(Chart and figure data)
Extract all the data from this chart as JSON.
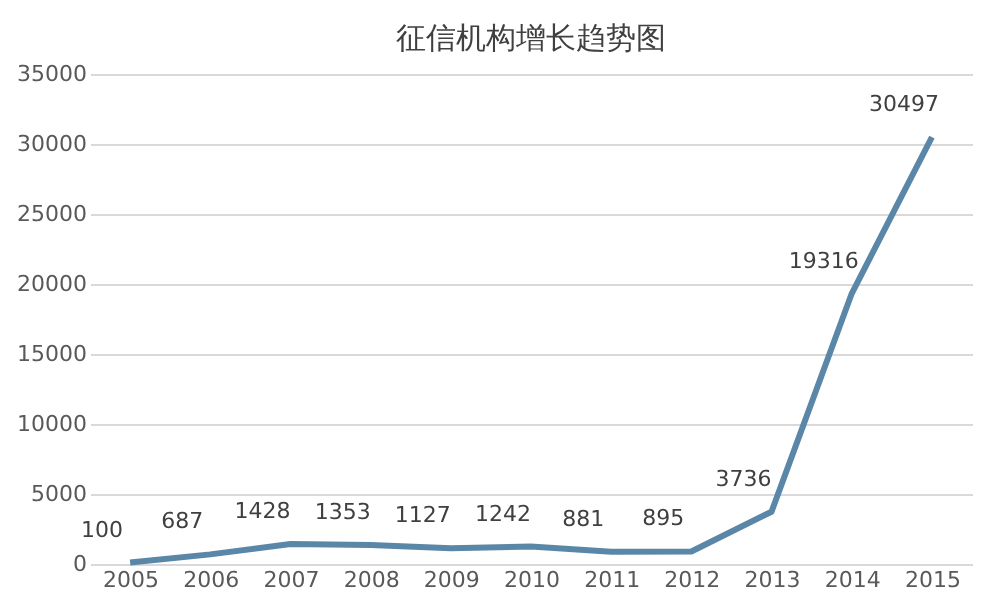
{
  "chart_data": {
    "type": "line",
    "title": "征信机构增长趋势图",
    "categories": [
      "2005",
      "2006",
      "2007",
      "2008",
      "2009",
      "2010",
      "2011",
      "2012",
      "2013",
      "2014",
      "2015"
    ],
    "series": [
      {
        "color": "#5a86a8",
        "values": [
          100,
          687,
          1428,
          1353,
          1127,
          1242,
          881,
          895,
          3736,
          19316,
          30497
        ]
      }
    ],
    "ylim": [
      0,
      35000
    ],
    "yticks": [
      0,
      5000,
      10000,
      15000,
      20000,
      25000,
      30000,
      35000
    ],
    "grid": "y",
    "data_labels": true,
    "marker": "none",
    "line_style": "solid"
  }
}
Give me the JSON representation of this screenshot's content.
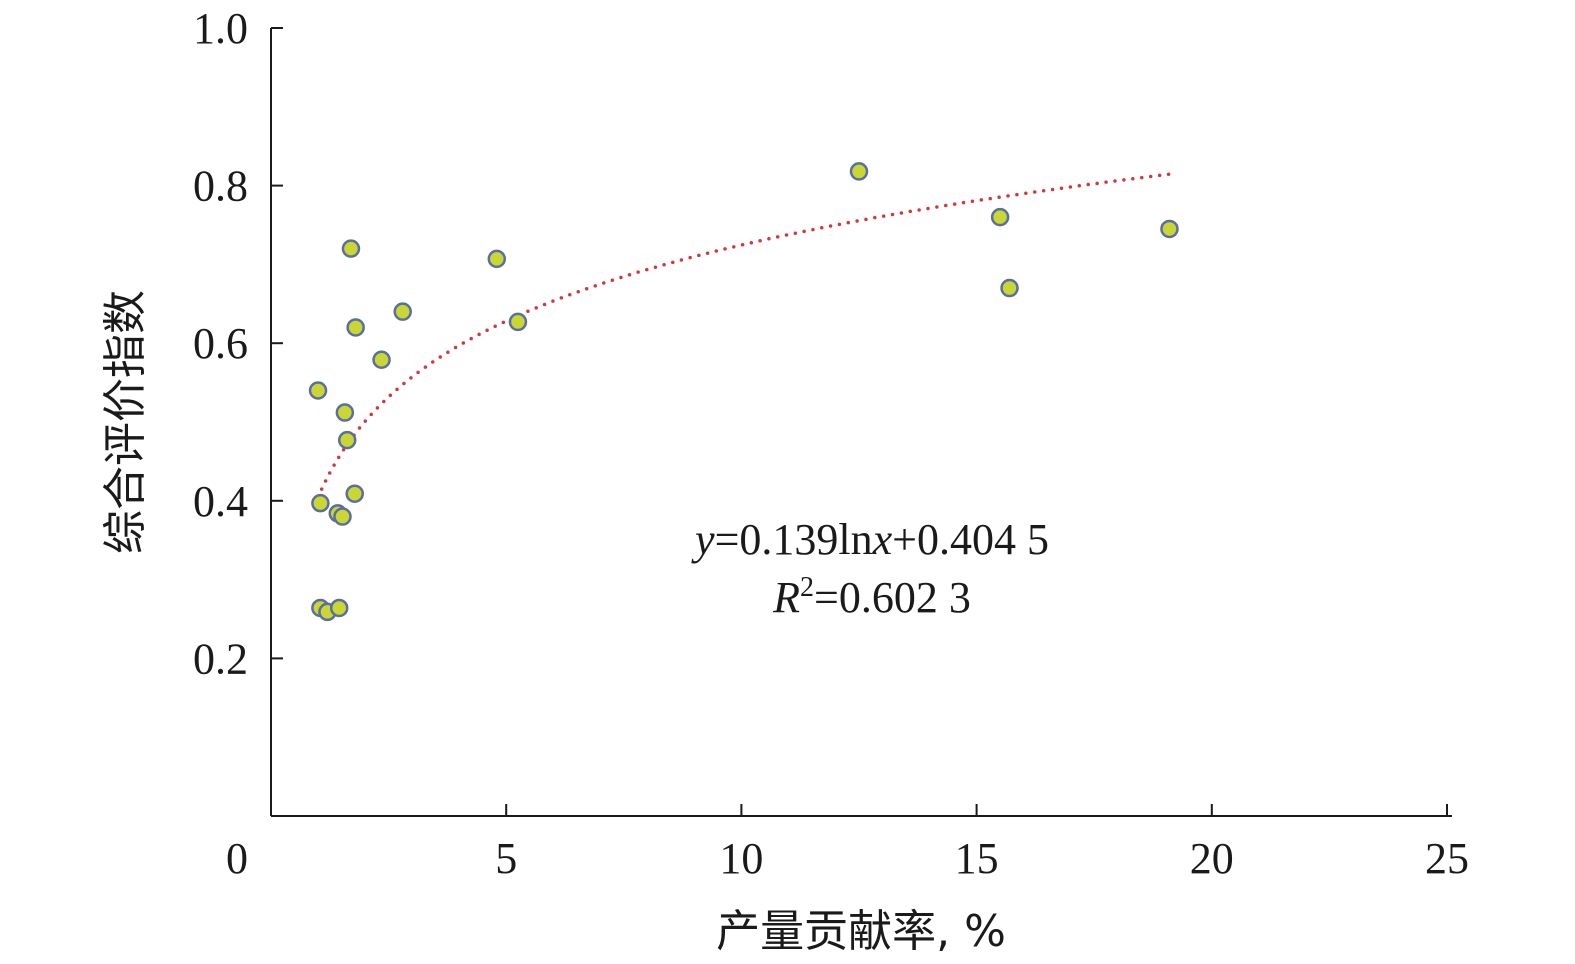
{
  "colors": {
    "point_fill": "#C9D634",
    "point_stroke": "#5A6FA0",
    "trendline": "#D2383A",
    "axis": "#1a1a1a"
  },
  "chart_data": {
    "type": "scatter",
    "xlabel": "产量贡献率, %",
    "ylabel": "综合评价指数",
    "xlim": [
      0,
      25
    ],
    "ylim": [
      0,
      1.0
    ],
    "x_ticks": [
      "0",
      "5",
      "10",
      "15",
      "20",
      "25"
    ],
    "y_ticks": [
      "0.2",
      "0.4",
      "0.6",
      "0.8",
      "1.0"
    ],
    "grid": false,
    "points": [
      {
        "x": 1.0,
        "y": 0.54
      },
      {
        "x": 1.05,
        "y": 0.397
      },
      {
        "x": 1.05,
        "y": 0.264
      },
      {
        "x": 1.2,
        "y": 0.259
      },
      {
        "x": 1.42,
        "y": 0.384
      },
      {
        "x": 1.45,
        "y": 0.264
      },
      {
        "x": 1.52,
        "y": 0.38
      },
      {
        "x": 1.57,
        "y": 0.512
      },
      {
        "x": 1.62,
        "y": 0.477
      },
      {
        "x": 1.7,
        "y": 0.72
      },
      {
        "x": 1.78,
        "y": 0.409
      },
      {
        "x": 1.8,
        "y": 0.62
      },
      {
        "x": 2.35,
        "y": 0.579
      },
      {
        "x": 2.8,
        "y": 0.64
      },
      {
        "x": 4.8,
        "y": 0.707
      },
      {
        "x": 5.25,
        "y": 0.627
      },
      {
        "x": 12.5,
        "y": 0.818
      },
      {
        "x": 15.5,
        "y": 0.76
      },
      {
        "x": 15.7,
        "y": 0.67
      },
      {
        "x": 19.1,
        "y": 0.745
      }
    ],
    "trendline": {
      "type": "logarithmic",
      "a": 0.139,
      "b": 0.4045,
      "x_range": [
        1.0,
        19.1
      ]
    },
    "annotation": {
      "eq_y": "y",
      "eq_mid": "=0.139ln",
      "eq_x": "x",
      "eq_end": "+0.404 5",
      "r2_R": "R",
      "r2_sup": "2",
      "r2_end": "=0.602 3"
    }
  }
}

WHAT IS NEEDED:
State the number of lines in the records that contain the string "JSON", and nothing more.

EXERCISE ANSWER:
2